**REQUIRED WORK**:
Each record needs to be echoed exactly; can you do that?

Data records
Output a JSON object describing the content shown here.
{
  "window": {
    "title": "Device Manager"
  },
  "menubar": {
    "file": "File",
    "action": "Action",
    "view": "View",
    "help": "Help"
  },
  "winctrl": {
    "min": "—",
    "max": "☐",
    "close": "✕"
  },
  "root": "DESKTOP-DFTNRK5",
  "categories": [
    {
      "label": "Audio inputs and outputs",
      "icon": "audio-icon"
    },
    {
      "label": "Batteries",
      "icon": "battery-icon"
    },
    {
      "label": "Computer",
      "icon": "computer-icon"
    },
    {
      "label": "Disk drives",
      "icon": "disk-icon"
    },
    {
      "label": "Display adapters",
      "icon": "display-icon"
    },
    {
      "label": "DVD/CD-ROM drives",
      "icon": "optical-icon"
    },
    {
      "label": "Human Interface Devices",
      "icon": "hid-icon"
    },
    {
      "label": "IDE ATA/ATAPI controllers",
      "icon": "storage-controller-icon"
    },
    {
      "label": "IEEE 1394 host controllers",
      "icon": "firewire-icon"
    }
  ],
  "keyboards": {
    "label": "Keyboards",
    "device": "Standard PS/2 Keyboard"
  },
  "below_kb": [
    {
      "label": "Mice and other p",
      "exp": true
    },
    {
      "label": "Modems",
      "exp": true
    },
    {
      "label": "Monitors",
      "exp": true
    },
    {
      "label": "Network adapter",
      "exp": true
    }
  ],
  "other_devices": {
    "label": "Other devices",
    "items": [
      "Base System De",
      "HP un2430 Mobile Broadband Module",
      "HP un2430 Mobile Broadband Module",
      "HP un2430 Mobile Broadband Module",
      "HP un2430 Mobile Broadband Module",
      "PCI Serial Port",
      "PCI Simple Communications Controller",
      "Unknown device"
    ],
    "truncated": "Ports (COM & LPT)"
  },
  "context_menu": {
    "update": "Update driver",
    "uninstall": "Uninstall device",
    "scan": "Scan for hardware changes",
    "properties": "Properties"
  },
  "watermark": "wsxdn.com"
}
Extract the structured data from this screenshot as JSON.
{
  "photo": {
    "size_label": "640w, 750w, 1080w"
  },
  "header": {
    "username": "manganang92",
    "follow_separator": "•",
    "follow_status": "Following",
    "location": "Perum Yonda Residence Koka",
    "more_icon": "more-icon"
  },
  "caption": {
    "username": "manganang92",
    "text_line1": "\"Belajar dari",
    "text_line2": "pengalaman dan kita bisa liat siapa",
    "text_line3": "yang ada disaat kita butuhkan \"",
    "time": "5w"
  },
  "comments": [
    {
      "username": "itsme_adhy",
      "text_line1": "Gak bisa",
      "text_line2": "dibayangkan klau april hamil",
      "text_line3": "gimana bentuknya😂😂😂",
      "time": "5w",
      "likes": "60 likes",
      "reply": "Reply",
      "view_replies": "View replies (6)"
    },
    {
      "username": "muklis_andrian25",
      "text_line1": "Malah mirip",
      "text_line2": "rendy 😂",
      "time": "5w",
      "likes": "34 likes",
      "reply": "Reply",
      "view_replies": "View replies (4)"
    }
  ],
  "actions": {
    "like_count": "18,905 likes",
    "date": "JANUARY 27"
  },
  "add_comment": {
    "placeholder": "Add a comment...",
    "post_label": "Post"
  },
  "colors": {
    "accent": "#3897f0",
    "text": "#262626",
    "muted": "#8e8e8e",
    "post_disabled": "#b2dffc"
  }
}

**FULL OUTPUT**:
Output a JSON object describing the content shown here.
{
  "window": {
    "title": "Device Manager"
  },
  "menubar": {
    "file": "File",
    "action": "Action",
    "view": "View",
    "help": "Help"
  },
  "winctrl": {
    "min": "—",
    "max": "☐",
    "close": "✕"
  },
  "root": "DESKTOP-DFTNRK5",
  "categories": [
    {
      "label": "Audio inputs and outputs",
      "icon": "audio-icon"
    },
    {
      "label": "Batteries",
      "icon": "battery-icon"
    },
    {
      "label": "Computer",
      "icon": "computer-icon"
    },
    {
      "label": "Disk drives",
      "icon": "disk-icon"
    },
    {
      "label": "Display adapters",
      "icon": "display-icon"
    },
    {
      "label": "DVD/CD-ROM drives",
      "icon": "optical-icon"
    },
    {
      "label": "Human Interface Devices",
      "icon": "hid-icon"
    },
    {
      "label": "IDE ATA/ATAPI controllers",
      "icon": "storage-controller-icon"
    },
    {
      "label": "IEEE 1394 host controllers",
      "icon": "firewire-icon"
    }
  ],
  "keyboards": {
    "label": "Keyboards",
    "device": "Standard PS/2 Keyboard"
  },
  "below_kb": [
    {
      "label": "Mice and other p",
      "exp": true
    },
    {
      "label": "Modems",
      "exp": true
    },
    {
      "label": "Monitors",
      "exp": true
    },
    {
      "label": "Network adapter",
      "exp": true
    }
  ],
  "other_devices": {
    "label": "Other devices",
    "items": [
      "Base System De",
      "HP un2430 Mobile Broadband Module",
      "HP un2430 Mobile Broadband Module",
      "HP un2430 Mobile Broadband Module",
      "HP un2430 Mobile Broadband Module",
      "PCI Serial Port",
      "PCI Simple Communications Controller",
      "Unknown device"
    ],
    "truncated": "Ports (COM & LPT)"
  },
  "context_menu": {
    "update": "Update driver",
    "uninstall": "Uninstall device",
    "scan": "Scan for hardware changes",
    "properties": "Properties"
  },
  "watermark": "wsxdn.com"
}
Extract the structured data from this screenshot as JSON.
{
  "photo": {
    "size_label": "640w, 750w, 1080w"
  },
  "header": {
    "username": "manganang92",
    "follow_separator": "•",
    "follow_status": "Following",
    "location": "Perum Yonda Residence Koka",
    "more_icon": "more-icon"
  },
  "caption": {
    "username": "manganang92",
    "text_line1": "\"Belajar dari",
    "text_line2": "pengalaman dan kita bisa liat siapa",
    "text_line3": "yang ada disaat kita butuhkan \"",
    "time": "5w"
  },
  "comments": [
    {
      "username": "itsme_adhy",
      "text_line1": "Gak bisa",
      "text_line2": "dibayangkan klau april hamil",
      "text_line3": "gimana bentuknya😂😂😂",
      "time": "5w",
      "likes": "60 likes",
      "reply": "Reply",
      "view_replies": "View replies (6)"
    },
    {
      "username": "muklis_andrian25",
      "text_line1": "Malah mirip",
      "text_line2": "rendy 😂",
      "time": "5w",
      "likes": "34 likes",
      "reply": "Reply",
      "view_replies": "View replies (4)"
    }
  ],
  "actions": {
    "like_count": "18,905 likes",
    "date": "JANUARY 27"
  },
  "add_comment": {
    "placeholder": "Add a comment...",
    "post_label": "Post"
  },
  "colors": {
    "accent": "#3897f0",
    "text": "#262626",
    "muted": "#8e8e8e",
    "post_disabled": "#b2dffc"
  }
}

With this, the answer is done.